Records from a data source:
>>>>
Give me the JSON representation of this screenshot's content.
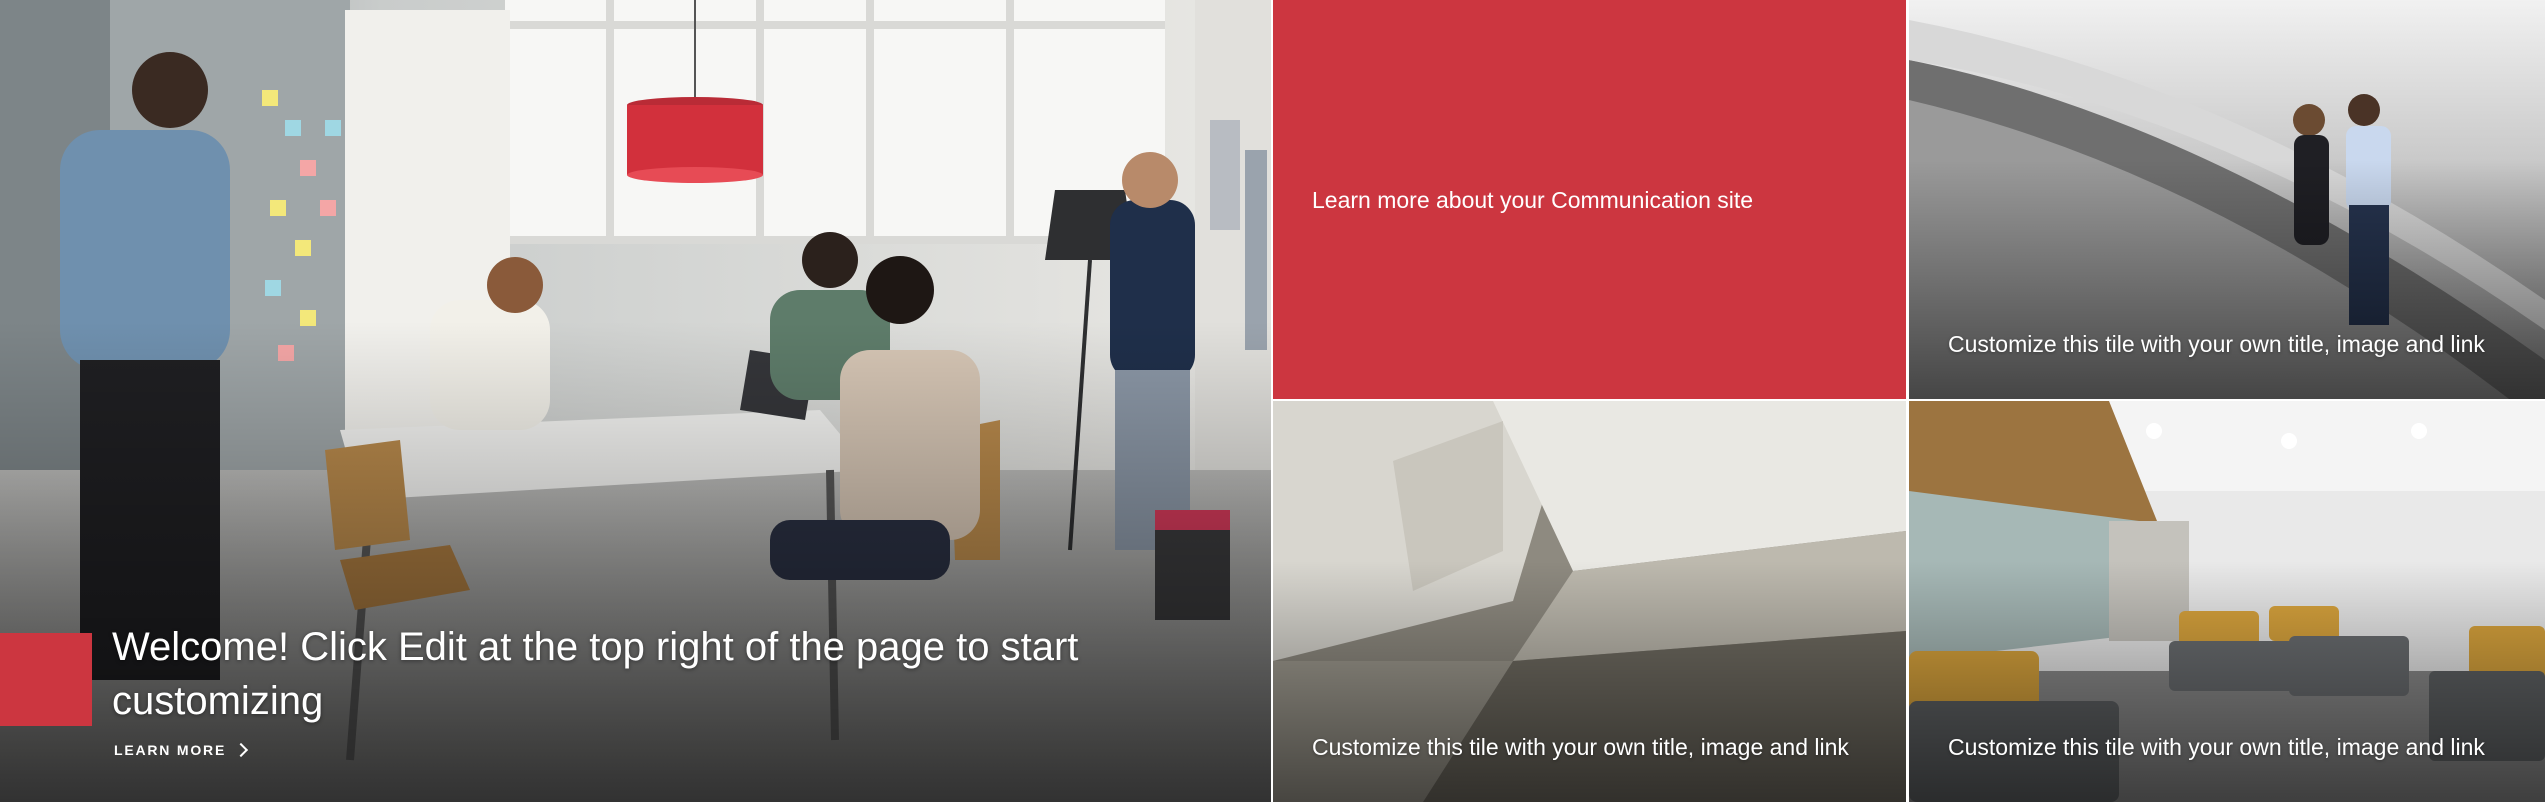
{
  "hero": {
    "main": {
      "title": "Welcome! Click Edit at the top right of the page to start customizing",
      "link_label": "LEARN MORE",
      "accent_color": "#cc3640"
    },
    "tiles": [
      {
        "caption": "Learn more about your Communication site",
        "background": "#cc3640"
      },
      {
        "caption": "Customize this tile with your own title, image and link"
      },
      {
        "caption": "Customize this tile with your own title, image and link"
      },
      {
        "caption": "Customize this tile with your own title, image and link"
      }
    ],
    "icons": {
      "link_arrow": "chevron-right-icon"
    }
  }
}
<<<<
Exercise aim: Each entry shown above must be quoted exactly, with its pictures left out.

Written reply:
Give me the JSON representation of this screenshot's content.
{
  "hero": {
    "main": {
      "title": "Welcome! Click Edit at the top right of the page to start customizing",
      "link_label": "LEARN MORE",
      "accent_color": "#cc3640"
    },
    "tiles": [
      {
        "caption": "Learn more about your Communication site",
        "background": "#cc3640"
      },
      {
        "caption": "Customize this tile with your own title, image and link"
      },
      {
        "caption": "Customize this tile with your own title, image and link"
      },
      {
        "caption": "Customize this tile with your own title, image and link"
      }
    ],
    "icons": {
      "link_arrow": "chevron-right-icon"
    }
  }
}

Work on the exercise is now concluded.